* [DATA FOR THIS EXERCISE]
--- Begin ---

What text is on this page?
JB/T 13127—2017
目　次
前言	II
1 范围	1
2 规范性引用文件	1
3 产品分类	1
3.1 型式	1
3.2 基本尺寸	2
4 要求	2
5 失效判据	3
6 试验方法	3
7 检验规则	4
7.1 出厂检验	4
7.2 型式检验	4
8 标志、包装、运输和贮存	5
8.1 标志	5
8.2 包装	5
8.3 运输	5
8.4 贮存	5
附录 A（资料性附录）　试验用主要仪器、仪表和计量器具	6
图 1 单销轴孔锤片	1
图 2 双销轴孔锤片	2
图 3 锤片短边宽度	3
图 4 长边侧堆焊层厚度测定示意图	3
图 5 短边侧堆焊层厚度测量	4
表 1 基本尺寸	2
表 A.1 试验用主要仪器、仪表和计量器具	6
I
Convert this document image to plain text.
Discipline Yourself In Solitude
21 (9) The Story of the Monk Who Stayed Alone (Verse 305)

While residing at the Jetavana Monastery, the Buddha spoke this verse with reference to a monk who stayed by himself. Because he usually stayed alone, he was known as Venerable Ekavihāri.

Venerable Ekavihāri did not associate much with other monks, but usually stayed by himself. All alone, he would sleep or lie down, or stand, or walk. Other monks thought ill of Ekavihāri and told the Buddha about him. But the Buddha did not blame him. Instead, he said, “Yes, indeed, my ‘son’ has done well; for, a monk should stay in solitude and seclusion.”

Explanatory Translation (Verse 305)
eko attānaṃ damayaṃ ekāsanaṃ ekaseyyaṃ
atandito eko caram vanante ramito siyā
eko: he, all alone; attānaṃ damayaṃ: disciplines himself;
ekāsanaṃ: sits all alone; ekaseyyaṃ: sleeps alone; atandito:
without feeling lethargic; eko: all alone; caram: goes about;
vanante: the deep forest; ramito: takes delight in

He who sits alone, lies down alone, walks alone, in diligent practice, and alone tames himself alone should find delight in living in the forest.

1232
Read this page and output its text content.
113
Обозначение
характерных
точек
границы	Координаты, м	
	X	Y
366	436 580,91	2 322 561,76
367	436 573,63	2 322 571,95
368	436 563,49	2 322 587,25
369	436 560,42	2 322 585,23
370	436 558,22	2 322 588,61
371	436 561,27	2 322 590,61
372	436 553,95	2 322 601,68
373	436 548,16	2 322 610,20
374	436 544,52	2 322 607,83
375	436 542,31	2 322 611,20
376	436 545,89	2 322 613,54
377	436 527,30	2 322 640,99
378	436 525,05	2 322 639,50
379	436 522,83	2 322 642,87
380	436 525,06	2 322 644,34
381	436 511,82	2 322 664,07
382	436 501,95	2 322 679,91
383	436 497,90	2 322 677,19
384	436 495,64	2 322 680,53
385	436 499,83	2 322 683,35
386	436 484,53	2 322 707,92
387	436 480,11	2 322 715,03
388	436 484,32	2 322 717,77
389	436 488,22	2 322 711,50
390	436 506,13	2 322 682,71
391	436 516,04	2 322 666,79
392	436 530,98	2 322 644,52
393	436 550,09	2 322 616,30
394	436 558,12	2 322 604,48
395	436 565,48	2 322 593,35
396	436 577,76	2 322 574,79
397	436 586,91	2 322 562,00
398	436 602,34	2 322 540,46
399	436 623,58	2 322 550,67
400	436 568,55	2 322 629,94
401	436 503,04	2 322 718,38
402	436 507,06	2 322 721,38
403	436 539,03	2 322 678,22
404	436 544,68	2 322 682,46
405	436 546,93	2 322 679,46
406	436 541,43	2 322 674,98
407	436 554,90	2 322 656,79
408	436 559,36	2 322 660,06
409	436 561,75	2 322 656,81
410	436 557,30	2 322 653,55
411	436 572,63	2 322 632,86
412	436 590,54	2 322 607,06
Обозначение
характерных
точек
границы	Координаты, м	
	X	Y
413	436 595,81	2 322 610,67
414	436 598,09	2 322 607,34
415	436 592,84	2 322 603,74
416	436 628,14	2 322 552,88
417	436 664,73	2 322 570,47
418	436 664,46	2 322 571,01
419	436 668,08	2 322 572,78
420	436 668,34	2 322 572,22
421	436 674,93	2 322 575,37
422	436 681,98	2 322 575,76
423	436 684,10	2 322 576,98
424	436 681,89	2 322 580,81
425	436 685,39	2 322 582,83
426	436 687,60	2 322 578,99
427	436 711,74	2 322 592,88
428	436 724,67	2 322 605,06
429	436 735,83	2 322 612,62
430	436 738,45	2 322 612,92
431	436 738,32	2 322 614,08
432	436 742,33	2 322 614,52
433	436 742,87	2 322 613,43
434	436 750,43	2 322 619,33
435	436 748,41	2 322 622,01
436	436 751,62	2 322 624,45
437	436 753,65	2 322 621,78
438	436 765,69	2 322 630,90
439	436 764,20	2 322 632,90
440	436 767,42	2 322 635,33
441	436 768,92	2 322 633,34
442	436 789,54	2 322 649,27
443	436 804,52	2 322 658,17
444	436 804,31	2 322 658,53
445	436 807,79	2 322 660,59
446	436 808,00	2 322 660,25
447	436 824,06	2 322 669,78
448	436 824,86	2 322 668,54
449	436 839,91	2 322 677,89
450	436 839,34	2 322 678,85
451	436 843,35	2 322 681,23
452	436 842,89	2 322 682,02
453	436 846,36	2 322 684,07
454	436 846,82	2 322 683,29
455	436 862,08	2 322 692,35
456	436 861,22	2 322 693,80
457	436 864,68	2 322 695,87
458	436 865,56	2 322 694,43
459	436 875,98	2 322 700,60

--- End ---

* [WORK INSTRUCTIONS]
Your task is to repeat every line exactly.

* [RIGHT ANSWER]
What text is on this page?
JB/T 13127—2017
目　次
前言	II
1 范围	1
2 规范性引用文件	1
3 产品分类	1
3.1 型式	1
3.2 基本尺寸	2
4 要求	2
5 失效判据	3
6 试验方法	3
7 检验规则	4
7.1 出厂检验	4
7.2 型式检验	4
8 标志、包装、运输和贮存	5
8.1 标志	5
8.2 包装	5
8.3 运输	5
8.4 贮存	5
附录 A（资料性附录）　试验用主要仪器、仪表和计量器具	6
图 1 单销轴孔锤片	1
图 2 双销轴孔锤片	2
图 3 锤片短边宽度	3
图 4 长边侧堆焊层厚度测定示意图	3
图 5 短边侧堆焊层厚度测量	4
表 1 基本尺寸	2
表 A.1 试验用主要仪器、仪表和计量器具	6
I
Convert this document image to plain text.
Discipline Yourself In Solitude
21 (9) The Story of the Monk Who Stayed Alone (Verse 305)

While residing at the Jetavana Monastery, the Buddha spoke this verse with reference to a monk who stayed by himself. Because he usually stayed alone, he was known as Venerable Ekavihāri.

Venerable Ekavihāri did not associate much with other monks, but usually stayed by himself. All alone, he would sleep or lie down, or stand, or walk. Other monks thought ill of Ekavihāri and told the Buddha about him. But the Buddha did not blame him. Instead, he said, “Yes, indeed, my ‘son’ has done well; for, a monk should stay in solitude and seclusion.”

Explanatory Translation (Verse 305)
eko attānaṃ damayaṃ ekāsanaṃ ekaseyyaṃ
atandito eko caram vanante ramito siyā
eko: he, all alone; attānaṃ damayaṃ: disciplines himself;
ekāsanaṃ: sits all alone; ekaseyyaṃ: sleeps alone; atandito:
without feeling lethargic; eko: all alone; caram: goes about;
vanante: the deep forest; ramito: takes delight in

He who sits alone, lies down alone, walks alone, in diligent practice, and alone tames himself alone should find delight in living in the forest.

1232
Read this page and output its text content.
113
Обозначение
характерных
точек
границы	Координаты, м	
	X	Y
366	436 580,91	2 322 561,76
367	436 573,63	2 322 571,95
368	436 563,49	2 322 587,25
369	436 560,42	2 322 585,23
370	436 558,22	2 322 588,61
371	436 561,27	2 322 590,61
372	436 553,95	2 322 601,68
373	436 548,16	2 322 610,20
374	436 544,52	2 322 607,83
375	436 542,31	2 322 611,20
376	436 545,89	2 322 613,54
377	436 527,30	2 322 640,99
378	436 525,05	2 322 639,50
379	436 522,83	2 322 642,87
380	436 525,06	2 322 644,34
381	436 511,82	2 322 664,07
382	436 501,95	2 322 679,91
383	436 497,90	2 322 677,19
384	436 495,64	2 322 680,53
385	436 499,83	2 322 683,35
386	436 484,53	2 322 707,92
387	436 480,11	2 322 715,03
388	436 484,32	2 322 717,77
389	436 488,22	2 322 711,50
390	436 506,13	2 322 682,71
391	436 516,04	2 322 666,79
392	436 530,98	2 322 644,52
393	436 550,09	2 322 616,30
394	436 558,12	2 322 604,48
395	436 565,48	2 322 593,35
396	436 577,76	2 322 574,79
397	436 586,91	2 322 562,00
398	436 602,34	2 322 540,46
399	436 623,58	2 322 550,67
400	436 568,55	2 322 629,94
401	436 503,04	2 322 718,38
402	436 507,06	2 322 721,38
403	436 539,03	2 322 678,22
404	436 544,68	2 322 682,46
405	436 546,93	2 322 679,46
406	436 541,43	2 322 674,98
407	436 554,90	2 322 656,79
408	436 559,36	2 322 660,06
409	436 561,75	2 322 656,81
410	436 557,30	2 322 653,55
411	436 572,63	2 322 632,86
412	436 590,54	2 322 607,06
Обозначение
характерных
точек
границы	Координаты, м	
	X	Y
413	436 595,81	2 322 610,67
414	436 598,09	2 322 607,34
415	436 592,84	2 322 603,74
416	436 628,14	2 322 552,88
417	436 664,73	2 322 570,47
418	436 664,46	2 322 571,01
419	436 668,08	2 322 572,78
420	436 668,34	2 322 572,22
421	436 674,93	2 322 575,37
422	436 681,98	2 322 575,76
423	436 684,10	2 322 576,98
424	436 681,89	2 322 580,81
425	436 685,39	2 322 582,83
426	436 687,60	2 322 578,99
427	436 711,74	2 322 592,88
428	436 724,67	2 322 605,06
429	436 735,83	2 322 612,62
430	436 738,45	2 322 612,92
431	436 738,32	2 322 614,08
432	436 742,33	2 322 614,52
433	436 742,87	2 322 613,43
434	436 750,43	2 322 619,33
435	436 748,41	2 322 622,01
436	436 751,62	2 322 624,45
437	436 753,65	2 322 621,78
438	436 765,69	2 322 630,90
439	436 764,20	2 322 632,90
440	436 767,42	2 322 635,33
441	436 768,92	2 322 633,34
442	436 789,54	2 322 649,27
443	436 804,52	2 322 658,17
444	436 804,31	2 322 658,53
445	436 807,79	2 322 660,59
446	436 808,00	2 322 660,25
447	436 824,06	2 322 669,78
448	436 824,86	2 322 668,54
449	436 839,91	2 322 677,89
450	436 839,34	2 322 678,85
451	436 843,35	2 322 681,23
452	436 842,89	2 322 682,02
453	436 846,36	2 322 684,07
454	436 846,82	2 322 683,29
455	436 862,08	2 322 692,35
456	436 861,22	2 322 693,80
457	436 864,68	2 322 695,87
458	436 865,56	2 322 694,43
459	436 875,98	2 322 700,60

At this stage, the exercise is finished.